## Supplied data:
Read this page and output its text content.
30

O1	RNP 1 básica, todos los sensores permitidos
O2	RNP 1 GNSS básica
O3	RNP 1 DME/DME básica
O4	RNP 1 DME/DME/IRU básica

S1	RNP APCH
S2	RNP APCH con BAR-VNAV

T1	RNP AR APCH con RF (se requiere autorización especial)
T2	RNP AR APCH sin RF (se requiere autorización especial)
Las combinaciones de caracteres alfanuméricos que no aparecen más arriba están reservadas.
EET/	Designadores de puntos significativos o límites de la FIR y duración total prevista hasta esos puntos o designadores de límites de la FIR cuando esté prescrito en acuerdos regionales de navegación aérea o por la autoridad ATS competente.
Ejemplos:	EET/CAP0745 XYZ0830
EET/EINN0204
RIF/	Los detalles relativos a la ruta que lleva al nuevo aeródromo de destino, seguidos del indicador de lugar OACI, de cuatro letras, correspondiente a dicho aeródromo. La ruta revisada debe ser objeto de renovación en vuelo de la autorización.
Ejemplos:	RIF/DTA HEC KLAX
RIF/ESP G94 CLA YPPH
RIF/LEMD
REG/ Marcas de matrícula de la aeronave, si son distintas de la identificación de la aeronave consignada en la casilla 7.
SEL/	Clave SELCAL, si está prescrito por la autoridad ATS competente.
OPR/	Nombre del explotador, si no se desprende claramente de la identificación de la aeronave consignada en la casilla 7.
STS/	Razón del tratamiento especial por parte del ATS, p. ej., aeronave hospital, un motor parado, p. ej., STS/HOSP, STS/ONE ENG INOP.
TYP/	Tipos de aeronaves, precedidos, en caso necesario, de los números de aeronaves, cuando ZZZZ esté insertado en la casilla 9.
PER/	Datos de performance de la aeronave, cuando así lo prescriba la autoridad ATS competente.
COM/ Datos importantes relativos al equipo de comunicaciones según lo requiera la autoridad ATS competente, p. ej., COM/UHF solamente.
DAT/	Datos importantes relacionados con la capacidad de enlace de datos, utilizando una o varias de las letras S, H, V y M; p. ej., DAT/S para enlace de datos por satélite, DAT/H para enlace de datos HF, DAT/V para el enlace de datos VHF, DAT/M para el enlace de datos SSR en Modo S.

## Your task:
Scan the lines for the string "APCH". Pick out every line that has it.

## Solution for this problem:
S1	RNP APCH
S2	RNP APCH con BAR-VNAV
T1	RNP AR APCH con RF (se requiere autorización especial)
T2	RNP AR APCH sin RF (se requiere autorización especial)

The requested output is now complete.